OBJECTIVE — Find how many lines contain the word "Flowserveltä" and state that number alone.

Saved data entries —
********************

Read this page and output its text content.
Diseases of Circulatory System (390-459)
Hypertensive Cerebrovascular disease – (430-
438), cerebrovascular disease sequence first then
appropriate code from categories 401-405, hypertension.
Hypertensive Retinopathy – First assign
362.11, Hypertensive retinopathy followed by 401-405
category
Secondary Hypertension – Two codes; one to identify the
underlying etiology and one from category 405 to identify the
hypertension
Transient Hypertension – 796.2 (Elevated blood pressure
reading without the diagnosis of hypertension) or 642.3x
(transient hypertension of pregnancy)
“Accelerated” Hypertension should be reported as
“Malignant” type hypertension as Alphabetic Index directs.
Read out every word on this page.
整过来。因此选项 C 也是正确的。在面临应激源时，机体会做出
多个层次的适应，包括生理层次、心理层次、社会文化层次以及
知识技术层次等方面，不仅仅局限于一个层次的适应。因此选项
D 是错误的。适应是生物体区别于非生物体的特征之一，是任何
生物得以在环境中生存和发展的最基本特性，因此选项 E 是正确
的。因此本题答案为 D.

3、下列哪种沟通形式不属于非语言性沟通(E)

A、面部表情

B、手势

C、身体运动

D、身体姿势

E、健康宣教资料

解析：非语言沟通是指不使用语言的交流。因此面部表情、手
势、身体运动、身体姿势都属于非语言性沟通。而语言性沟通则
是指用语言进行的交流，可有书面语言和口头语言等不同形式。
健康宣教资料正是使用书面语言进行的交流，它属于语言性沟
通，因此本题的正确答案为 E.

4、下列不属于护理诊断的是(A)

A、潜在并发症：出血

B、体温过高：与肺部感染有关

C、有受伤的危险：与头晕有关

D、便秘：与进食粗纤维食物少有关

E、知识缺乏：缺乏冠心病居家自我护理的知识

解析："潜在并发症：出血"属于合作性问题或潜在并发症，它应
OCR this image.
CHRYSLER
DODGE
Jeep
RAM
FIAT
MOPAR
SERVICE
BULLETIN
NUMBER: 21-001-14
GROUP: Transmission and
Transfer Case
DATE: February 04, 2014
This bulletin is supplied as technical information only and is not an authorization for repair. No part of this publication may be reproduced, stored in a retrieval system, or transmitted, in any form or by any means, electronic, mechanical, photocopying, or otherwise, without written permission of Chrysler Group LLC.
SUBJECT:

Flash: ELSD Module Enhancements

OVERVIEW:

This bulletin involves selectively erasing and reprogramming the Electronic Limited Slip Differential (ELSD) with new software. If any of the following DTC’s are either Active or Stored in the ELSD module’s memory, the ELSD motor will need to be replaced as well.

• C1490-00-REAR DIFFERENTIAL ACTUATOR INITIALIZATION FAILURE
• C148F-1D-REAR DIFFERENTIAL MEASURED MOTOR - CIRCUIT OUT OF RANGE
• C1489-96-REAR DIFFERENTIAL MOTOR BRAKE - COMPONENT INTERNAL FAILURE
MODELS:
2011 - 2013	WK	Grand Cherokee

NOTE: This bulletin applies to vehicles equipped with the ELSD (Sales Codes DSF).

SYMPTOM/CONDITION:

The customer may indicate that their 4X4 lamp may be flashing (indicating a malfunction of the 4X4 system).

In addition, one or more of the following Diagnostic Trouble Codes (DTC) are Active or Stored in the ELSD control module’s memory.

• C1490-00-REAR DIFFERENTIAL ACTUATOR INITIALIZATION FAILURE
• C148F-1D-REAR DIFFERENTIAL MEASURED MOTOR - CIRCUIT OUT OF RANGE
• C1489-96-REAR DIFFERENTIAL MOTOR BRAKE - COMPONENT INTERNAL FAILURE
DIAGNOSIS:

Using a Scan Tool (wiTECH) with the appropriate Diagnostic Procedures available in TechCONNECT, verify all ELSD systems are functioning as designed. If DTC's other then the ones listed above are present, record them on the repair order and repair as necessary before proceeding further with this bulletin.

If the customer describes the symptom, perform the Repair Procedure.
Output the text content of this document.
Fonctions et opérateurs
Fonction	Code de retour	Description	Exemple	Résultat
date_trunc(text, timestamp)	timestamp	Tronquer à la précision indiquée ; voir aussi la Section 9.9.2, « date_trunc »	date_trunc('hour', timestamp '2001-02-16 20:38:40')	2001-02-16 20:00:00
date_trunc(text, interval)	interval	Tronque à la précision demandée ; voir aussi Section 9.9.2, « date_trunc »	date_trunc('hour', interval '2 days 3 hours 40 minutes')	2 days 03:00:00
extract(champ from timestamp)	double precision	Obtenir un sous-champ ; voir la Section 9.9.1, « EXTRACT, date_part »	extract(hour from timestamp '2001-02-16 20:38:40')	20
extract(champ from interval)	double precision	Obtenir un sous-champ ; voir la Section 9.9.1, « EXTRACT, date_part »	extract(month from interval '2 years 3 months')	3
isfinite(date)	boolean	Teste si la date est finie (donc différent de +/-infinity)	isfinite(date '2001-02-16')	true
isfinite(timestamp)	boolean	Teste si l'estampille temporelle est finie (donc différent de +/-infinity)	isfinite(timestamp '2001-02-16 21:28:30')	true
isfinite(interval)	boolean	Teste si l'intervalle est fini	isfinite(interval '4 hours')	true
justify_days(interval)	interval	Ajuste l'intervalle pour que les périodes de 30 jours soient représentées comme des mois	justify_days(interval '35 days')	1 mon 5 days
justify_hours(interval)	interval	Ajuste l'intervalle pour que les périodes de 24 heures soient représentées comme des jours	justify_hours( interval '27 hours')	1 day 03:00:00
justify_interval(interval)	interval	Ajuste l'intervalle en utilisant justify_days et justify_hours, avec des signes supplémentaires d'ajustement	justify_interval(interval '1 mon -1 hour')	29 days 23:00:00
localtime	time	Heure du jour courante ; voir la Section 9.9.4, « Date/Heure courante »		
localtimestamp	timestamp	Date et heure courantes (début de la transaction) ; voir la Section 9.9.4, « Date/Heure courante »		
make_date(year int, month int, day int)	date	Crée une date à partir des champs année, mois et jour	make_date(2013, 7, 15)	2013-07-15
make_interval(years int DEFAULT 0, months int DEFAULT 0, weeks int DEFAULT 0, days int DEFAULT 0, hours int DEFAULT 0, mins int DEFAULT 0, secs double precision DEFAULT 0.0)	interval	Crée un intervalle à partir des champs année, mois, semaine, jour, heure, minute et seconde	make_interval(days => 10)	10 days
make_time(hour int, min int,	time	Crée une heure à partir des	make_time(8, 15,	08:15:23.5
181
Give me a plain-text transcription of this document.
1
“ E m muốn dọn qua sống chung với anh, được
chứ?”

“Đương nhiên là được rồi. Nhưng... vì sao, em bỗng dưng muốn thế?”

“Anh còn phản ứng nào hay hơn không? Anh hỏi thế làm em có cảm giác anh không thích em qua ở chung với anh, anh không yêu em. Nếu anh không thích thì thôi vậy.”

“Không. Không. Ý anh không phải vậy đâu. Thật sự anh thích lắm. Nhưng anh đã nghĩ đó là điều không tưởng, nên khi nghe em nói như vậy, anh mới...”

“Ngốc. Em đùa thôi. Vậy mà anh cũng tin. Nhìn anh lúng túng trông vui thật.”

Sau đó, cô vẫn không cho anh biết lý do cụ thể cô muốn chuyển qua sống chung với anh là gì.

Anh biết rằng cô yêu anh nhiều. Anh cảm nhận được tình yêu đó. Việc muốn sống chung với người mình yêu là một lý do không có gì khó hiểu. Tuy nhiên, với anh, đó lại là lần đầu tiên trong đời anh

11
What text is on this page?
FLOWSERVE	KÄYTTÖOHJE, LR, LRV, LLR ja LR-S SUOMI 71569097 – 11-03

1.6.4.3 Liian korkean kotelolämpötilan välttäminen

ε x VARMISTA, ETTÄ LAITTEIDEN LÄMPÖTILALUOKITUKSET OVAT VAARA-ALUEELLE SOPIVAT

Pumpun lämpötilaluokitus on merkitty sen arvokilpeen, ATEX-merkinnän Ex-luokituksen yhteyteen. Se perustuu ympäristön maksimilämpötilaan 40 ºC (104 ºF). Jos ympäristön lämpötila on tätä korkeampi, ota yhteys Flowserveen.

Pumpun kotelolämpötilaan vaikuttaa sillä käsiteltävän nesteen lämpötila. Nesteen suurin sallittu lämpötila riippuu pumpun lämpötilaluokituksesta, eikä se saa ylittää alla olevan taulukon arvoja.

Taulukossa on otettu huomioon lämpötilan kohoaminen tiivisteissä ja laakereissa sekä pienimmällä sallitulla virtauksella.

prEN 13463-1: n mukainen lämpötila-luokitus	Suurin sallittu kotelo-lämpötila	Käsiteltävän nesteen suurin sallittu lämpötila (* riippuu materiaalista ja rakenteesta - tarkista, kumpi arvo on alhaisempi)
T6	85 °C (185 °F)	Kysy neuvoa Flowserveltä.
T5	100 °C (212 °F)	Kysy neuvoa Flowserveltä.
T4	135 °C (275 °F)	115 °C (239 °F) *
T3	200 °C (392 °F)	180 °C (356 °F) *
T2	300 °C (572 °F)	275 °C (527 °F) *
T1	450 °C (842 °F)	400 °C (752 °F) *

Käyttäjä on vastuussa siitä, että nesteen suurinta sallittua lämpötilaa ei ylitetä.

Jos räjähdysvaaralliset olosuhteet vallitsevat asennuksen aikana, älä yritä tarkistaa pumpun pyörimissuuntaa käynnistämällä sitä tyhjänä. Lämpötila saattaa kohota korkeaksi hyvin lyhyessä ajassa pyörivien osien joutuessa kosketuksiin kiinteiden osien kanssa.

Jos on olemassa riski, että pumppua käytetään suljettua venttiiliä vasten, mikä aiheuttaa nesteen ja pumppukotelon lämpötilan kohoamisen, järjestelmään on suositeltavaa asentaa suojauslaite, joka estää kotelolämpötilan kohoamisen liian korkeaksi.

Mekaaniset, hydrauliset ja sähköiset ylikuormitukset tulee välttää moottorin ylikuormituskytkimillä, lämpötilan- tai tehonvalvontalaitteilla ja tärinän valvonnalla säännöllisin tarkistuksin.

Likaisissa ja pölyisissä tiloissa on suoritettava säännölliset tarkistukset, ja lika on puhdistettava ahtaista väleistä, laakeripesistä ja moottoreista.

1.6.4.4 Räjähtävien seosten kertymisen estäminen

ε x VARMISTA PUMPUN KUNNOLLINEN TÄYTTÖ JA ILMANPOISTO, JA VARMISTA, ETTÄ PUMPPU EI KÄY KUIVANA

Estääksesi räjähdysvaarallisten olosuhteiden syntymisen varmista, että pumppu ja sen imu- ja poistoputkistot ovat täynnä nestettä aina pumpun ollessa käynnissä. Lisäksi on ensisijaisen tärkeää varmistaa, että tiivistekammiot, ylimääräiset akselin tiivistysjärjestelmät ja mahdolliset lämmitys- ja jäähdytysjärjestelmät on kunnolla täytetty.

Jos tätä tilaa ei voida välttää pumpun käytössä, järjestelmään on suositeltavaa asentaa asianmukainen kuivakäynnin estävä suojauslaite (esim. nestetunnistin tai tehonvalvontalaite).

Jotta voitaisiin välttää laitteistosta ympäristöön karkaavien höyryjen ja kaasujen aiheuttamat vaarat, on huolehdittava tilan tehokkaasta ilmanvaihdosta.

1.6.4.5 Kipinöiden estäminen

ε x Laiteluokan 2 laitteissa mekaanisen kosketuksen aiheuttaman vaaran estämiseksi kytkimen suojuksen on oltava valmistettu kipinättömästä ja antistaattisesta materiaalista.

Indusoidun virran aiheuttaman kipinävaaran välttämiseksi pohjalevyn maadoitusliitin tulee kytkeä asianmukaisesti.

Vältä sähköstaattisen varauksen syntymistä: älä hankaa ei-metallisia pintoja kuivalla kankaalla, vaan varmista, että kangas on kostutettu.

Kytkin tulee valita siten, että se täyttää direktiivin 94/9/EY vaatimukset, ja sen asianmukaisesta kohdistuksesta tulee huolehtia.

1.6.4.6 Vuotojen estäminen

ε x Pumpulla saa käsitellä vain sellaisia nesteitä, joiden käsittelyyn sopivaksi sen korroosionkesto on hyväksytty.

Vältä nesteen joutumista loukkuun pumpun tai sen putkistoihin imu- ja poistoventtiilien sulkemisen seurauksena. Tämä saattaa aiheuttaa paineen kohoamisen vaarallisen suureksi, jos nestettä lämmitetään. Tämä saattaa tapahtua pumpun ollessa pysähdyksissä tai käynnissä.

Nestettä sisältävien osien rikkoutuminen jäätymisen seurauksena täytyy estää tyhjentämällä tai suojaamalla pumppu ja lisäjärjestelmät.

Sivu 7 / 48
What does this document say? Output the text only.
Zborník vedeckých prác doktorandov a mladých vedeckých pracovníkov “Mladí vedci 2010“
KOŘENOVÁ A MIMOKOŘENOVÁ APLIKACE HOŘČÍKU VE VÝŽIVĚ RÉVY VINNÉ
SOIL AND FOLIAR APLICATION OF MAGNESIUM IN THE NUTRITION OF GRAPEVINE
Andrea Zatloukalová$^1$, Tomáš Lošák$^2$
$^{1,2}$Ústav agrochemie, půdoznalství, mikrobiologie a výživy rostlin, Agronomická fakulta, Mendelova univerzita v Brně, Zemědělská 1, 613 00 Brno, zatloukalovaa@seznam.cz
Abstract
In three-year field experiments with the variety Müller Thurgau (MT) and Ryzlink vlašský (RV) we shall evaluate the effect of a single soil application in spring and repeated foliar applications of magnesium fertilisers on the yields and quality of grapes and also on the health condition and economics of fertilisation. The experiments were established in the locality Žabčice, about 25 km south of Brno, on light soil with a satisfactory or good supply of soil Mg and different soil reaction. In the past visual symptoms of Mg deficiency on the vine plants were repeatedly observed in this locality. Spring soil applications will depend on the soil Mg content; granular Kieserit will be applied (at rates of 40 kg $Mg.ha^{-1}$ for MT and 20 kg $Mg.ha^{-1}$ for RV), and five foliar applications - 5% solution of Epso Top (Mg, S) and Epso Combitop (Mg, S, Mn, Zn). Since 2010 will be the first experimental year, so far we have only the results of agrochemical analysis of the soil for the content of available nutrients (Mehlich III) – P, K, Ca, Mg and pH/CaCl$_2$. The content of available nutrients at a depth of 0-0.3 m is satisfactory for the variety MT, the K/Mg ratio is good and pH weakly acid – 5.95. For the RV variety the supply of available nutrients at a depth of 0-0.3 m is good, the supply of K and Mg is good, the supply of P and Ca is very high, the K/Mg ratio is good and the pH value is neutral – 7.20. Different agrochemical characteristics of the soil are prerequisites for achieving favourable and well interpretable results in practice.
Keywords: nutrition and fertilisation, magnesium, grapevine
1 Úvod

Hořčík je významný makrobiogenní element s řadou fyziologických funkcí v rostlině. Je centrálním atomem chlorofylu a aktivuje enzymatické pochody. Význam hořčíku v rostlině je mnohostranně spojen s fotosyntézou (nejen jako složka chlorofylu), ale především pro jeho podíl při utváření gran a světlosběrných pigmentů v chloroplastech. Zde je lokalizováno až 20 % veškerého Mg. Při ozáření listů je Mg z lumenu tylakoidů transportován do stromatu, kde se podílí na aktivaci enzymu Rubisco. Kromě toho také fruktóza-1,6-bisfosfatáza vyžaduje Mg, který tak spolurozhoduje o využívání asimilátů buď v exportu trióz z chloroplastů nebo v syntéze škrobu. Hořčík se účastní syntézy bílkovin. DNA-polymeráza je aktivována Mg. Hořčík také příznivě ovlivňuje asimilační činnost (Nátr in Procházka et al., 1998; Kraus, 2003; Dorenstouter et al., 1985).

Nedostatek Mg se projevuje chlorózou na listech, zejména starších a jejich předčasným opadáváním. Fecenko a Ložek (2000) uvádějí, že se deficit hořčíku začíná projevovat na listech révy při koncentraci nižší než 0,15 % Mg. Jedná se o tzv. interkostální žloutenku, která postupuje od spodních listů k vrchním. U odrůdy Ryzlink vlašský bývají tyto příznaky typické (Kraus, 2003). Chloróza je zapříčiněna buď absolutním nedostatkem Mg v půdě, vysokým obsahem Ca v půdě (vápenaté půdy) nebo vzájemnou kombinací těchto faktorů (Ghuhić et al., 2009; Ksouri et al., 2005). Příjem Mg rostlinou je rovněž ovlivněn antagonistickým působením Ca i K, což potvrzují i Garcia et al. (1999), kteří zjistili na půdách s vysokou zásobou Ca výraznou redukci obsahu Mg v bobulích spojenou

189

********************

PROBLEM SOLUTION — 2